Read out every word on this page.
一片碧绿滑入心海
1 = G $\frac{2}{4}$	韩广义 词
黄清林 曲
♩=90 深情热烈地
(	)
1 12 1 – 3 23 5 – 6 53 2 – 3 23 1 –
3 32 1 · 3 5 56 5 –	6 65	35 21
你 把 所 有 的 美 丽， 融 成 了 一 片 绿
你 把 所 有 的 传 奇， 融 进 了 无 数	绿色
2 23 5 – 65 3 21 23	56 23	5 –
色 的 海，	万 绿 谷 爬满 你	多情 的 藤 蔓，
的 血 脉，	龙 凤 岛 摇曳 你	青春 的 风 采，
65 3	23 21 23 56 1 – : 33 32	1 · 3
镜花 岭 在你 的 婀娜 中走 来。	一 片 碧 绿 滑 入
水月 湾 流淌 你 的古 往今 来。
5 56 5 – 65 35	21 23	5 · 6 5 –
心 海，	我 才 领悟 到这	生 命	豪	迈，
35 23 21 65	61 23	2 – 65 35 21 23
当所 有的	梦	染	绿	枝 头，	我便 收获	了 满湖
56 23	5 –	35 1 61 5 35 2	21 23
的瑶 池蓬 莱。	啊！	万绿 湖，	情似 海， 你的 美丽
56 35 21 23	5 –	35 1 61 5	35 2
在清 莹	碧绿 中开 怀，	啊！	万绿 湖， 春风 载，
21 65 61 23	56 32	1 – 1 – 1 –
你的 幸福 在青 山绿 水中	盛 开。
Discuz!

→ **WHAT TO DO**
Print the records above in full, exactly.

→ **RESULT**
Read out every word on this page.
一片碧绿滑入心海
1 = G $\frac{2}{4}$	韩广义 词
黄清林 曲
♩=90 深情热烈地
(	)
1 12 1 – 3 23 5 – 6 53 2 – 3 23 1 –
3 32 1 · 3 5 56 5 –	6 65	35 21
你 把 所 有 的 美 丽， 融 成 了 一 片 绿
你 把 所 有 的 传 奇， 融 进 了 无 数	绿色
2 23 5 – 65 3 21 23	56 23	5 –
色 的 海，	万 绿 谷 爬满 你	多情 的 藤 蔓，
的 血 脉，	龙 凤 岛 摇曳 你	青春 的 风 采，
65 3	23 21 23 56 1 – : 33 32	1 · 3
镜花 岭 在你 的 婀娜 中走 来。	一 片 碧 绿 滑 入
水月 湾 流淌 你 的古 往今 来。
5 56 5 – 65 35	21 23	5 · 6 5 –
心 海，	我 才 领悟 到这	生 命	豪	迈，
35 23 21 65	61 23	2 – 65 35 21 23
当所 有的	梦	染	绿	枝 头，	我便 收获	了 满湖
56 23	5 –	35 1 61 5 35 2	21 23
的瑶 池蓬 莱。	啊！	万绿 湖，	情似 海， 你的 美丽
56 35 21 23	5 –	35 1 61 5	35 2
在清 莹	碧绿 中开 怀，	啊！	万绿 湖， 春风 载，
21 65 61 23	56 32	1 – 1 – 1 –
你的 幸福 在青 山绿 水中	盛 开。
Discuz!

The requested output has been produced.